(Chart and figure data)
+ + +
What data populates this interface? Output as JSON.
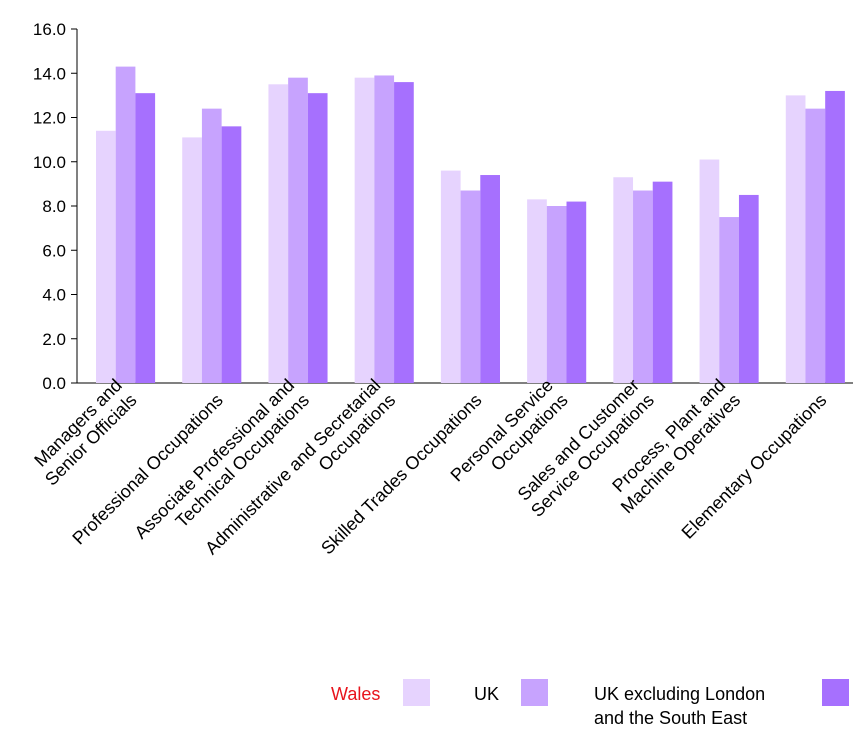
{
  "chart_data": {
    "type": "bar",
    "categories": [
      [
        "Managers and",
        "Senior Officials"
      ],
      [
        "Professional Occupations"
      ],
      [
        "Associate Professional and",
        "Technical Occupations"
      ],
      [
        "Administrative and Secretarial",
        "Occupations"
      ],
      [
        "Skilled Trades Occupations"
      ],
      [
        "Personal Service",
        "Occupations"
      ],
      [
        "Sales and Customer",
        "Service Occupations"
      ],
      [
        "Process, Plant and",
        "Machine Operatives"
      ],
      [
        "Elementary Occupations"
      ]
    ],
    "series": [
      {
        "name": "Wales",
        "color": "#e6d3fe",
        "values": [
          11.4,
          11.1,
          13.5,
          13.8,
          9.6,
          8.3,
          9.3,
          10.1,
          13.0
        ]
      },
      {
        "name": "UK",
        "color": "#c7a3fe",
        "values": [
          14.3,
          12.4,
          13.8,
          13.9,
          8.7,
          8.0,
          8.7,
          7.5,
          12.4
        ]
      },
      {
        "name": "UK excluding London and the South East",
        "color": "#a670fe",
        "values": [
          13.1,
          11.6,
          13.1,
          13.6,
          9.4,
          8.2,
          9.1,
          8.5,
          13.2
        ]
      }
    ],
    "yticks": [
      "0.0",
      "2.0",
      "4.0",
      "6.0",
      "8.0",
      "10.0",
      "12.0",
      "14.0",
      "16.0"
    ],
    "ylim": [
      0,
      16
    ],
    "grid": false,
    "legend": "bottom"
  },
  "legend": {
    "wales_label": "Wales",
    "wales_color": "#e8141c",
    "uk_label": "UK",
    "uk_ex_line1": "UK excluding London",
    "uk_ex_line2": "and the South East"
  }
}
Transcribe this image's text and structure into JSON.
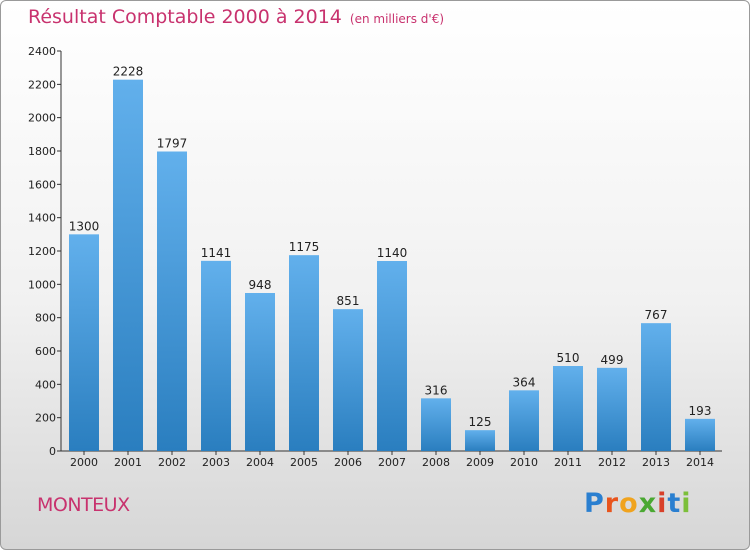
{
  "title": "Résultat Comptable 2000 à 2014",
  "unit": "(en milliers d'€)",
  "commune": "MONTEUX",
  "logo": [
    "P",
    "r",
    "o",
    "x",
    "i",
    "t",
    "i"
  ],
  "colors": {
    "accent": "#c8326e",
    "bar_top": "#62b0ec",
    "bar_bottom": "#2a7ebf"
  },
  "chart_data": {
    "type": "bar",
    "title": "Résultat Comptable 2000 à 2014",
    "xlabel": "",
    "ylabel": "",
    "ylim": [
      0,
      2400
    ],
    "yticks": [
      0,
      200,
      400,
      600,
      800,
      1000,
      1200,
      1400,
      1600,
      1800,
      2000,
      2200,
      2400
    ],
    "grid": false,
    "categories": [
      "2000",
      "2001",
      "2002",
      "2003",
      "2004",
      "2005",
      "2006",
      "2007",
      "2008",
      "2009",
      "2010",
      "2011",
      "2012",
      "2013",
      "2014"
    ],
    "values": [
      1300,
      2228,
      1797,
      1141,
      948,
      1175,
      851,
      1140,
      316,
      125,
      364,
      510,
      499,
      767,
      193
    ]
  }
}
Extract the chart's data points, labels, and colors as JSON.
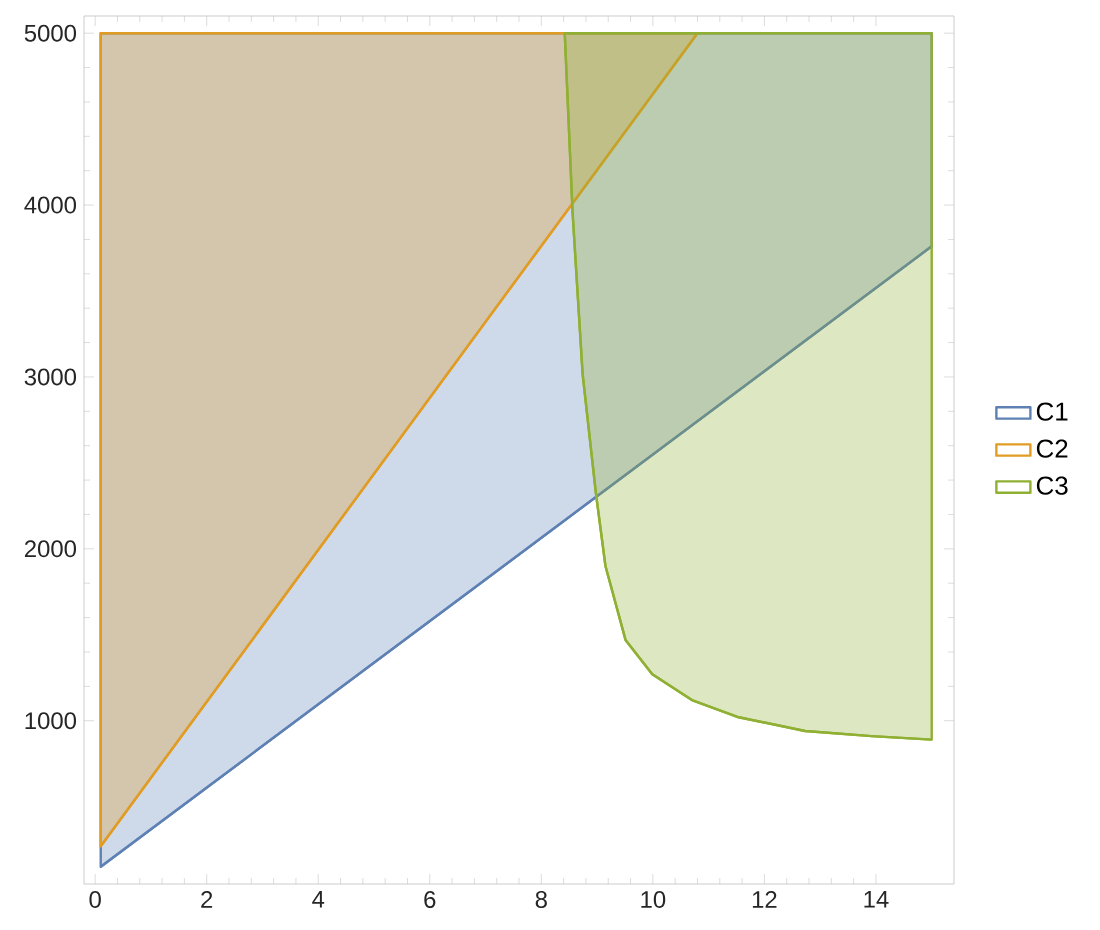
{
  "chart_data": {
    "type": "line",
    "xlim": [
      -0.2,
      15.4
    ],
    "ylim": [
      50,
      5100
    ],
    "xticks": [
      0,
      2,
      4,
      6,
      8,
      10,
      12,
      14
    ],
    "yticks": [
      1000,
      2000,
      3000,
      4000,
      5000
    ],
    "grid": false,
    "legend": "right",
    "marker": "none",
    "line_style": "solid",
    "series": [
      {
        "name": "C1",
        "color": "#5e81b5",
        "x": [
          0.1,
          15
        ],
        "values": [
          150,
          3760
        ],
        "lower": [
          150,
          3760
        ],
        "upper": [
          5000,
          5000
        ]
      },
      {
        "name": "C2",
        "color": "#e19c24",
        "x": [
          0.1,
          10.8
        ],
        "values": [
          270,
          5000
        ],
        "lower": [
          270,
          5000
        ],
        "upper": [
          5000,
          5000
        ]
      },
      {
        "name": "C3",
        "color": "#8fb032",
        "x": [
          8.42,
          8.56,
          8.74,
          8.98,
          9.15,
          9.51,
          9.99,
          10.7,
          11.54,
          12.73,
          13.92,
          15
        ],
        "values": [
          5000,
          3960,
          3020,
          2320,
          1900,
          1470,
          1270,
          1120,
          1020,
          940,
          910,
          890
        ],
        "lower": [
          5000,
          3960,
          3020,
          2320,
          1900,
          1470,
          1270,
          1120,
          1020,
          940,
          910,
          890
        ],
        "upper": [
          5000,
          5000,
          5000,
          5000,
          5000,
          5000,
          5000,
          5000,
          5000,
          5000,
          5000,
          5000
        ]
      }
    ]
  }
}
+ + +
Prompt: Give the data above again in full and unchanged, skipping the pictures.

Answer below:
What data populates this interface? Output as JSON.
{
  "chart_data": {
    "type": "bar",
    "categories": [
      [
        "Managers and",
        "Senior Officials"
      ],
      [
        "Professional Occupations"
      ],
      [
        "Associate Professional and",
        "Technical Occupations"
      ],
      [
        "Administrative and Secretarial",
        "Occupations"
      ],
      [
        "Skilled Trades Occupations"
      ],
      [
        "Personal Service",
        "Occupations"
      ],
      [
        "Sales and Customer",
        "Service Occupations"
      ],
      [
        "Process, Plant and",
        "Machine Operatives"
      ],
      [
        "Elementary Occupations"
      ]
    ],
    "series": [
      {
        "name": "Wales",
        "color": "#e6d3fe",
        "values": [
          11.4,
          11.1,
          13.5,
          13.8,
          9.6,
          8.3,
          9.3,
          10.1,
          13.0
        ]
      },
      {
        "name": "UK",
        "color": "#c7a3fe",
        "values": [
          14.3,
          12.4,
          13.8,
          13.9,
          8.7,
          8.0,
          8.7,
          7.5,
          12.4
        ]
      },
      {
        "name": "UK excluding London and the South East",
        "color": "#a670fe",
        "values": [
          13.1,
          11.6,
          13.1,
          13.6,
          9.4,
          8.2,
          9.1,
          8.5,
          13.2
        ]
      }
    ],
    "yticks": [
      "0.0",
      "2.0",
      "4.0",
      "6.0",
      "8.0",
      "10.0",
      "12.0",
      "14.0",
      "16.0"
    ],
    "ylim": [
      0,
      16
    ],
    "grid": false,
    "legend": "bottom"
  },
  "legend": {
    "wales_label": "Wales",
    "wales_color": "#e8141c",
    "uk_label": "UK",
    "uk_ex_line1": "UK excluding London",
    "uk_ex_line2": "and the South East"
  }
}
Transcribe this image's text and structure into JSON.
{
  "title": "Résultat Comptable 2000 à 2014",
  "unit": "(en milliers d'€)",
  "commune": "MONTEUX",
  "logo": [
    "P",
    "r",
    "o",
    "x",
    "i",
    "t",
    "i"
  ],
  "colors": {
    "accent": "#c8326e",
    "bar_top": "#62b0ec",
    "bar_bottom": "#2a7ebf"
  },
  "chart_data": {
    "type": "bar",
    "title": "Résultat Comptable 2000 à 2014",
    "xlabel": "",
    "ylabel": "",
    "ylim": [
      0,
      2400
    ],
    "yticks": [
      0,
      200,
      400,
      600,
      800,
      1000,
      1200,
      1400,
      1600,
      1800,
      2000,
      2200,
      2400
    ],
    "grid": false,
    "categories": [
      "2000",
      "2001",
      "2002",
      "2003",
      "2004",
      "2005",
      "2006",
      "2007",
      "2008",
      "2009",
      "2010",
      "2011",
      "2012",
      "2013",
      "2014"
    ],
    "values": [
      1300,
      2228,
      1797,
      1141,
      948,
      1175,
      851,
      1140,
      316,
      125,
      364,
      510,
      499,
      767,
      193
    ]
  }
}
Extract the chart's data points, labels, and colors as JSON.
{
  "chart_data": {
    "type": "line",
    "xlim": [
      -0.2,
      15.4
    ],
    "ylim": [
      50,
      5100
    ],
    "xticks": [
      0,
      2,
      4,
      6,
      8,
      10,
      12,
      14
    ],
    "yticks": [
      1000,
      2000,
      3000,
      4000,
      5000
    ],
    "grid": false,
    "legend": "right",
    "marker": "none",
    "line_style": "solid",
    "series": [
      {
        "name": "C1",
        "color": "#5e81b5",
        "x": [
          0.1,
          15
        ],
        "values": [
          150,
          3760
        ],
        "lower": [
          150,
          3760
        ],
        "upper": [
          5000,
          5000
        ]
      },
      {
        "name": "C2",
        "color": "#e19c24",
        "x": [
          0.1,
          10.8
        ],
        "values": [
          270,
          5000
        ],
        "lower": [
          270,
          5000
        ],
        "upper": [
          5000,
          5000
        ]
      },
      {
        "name": "C3",
        "color": "#8fb032",
        "x": [
          8.42,
          8.56,
          8.74,
          8.98,
          9.15,
          9.51,
          9.99,
          10.7,
          11.54,
          12.73,
          13.92,
          15
        ],
        "values": [
          5000,
          3960,
          3020,
          2320,
          1900,
          1470,
          1270,
          1120,
          1020,
          940,
          910,
          890
        ],
        "lower": [
          5000,
          3960,
          3020,
          2320,
          1900,
          1470,
          1270,
          1120,
          1020,
          940,
          910,
          890
        ],
        "upper": [
          5000,
          5000,
          5000,
          5000,
          5000,
          5000,
          5000,
          5000,
          5000,
          5000,
          5000,
          5000
        ]
      }
    ]
  }
}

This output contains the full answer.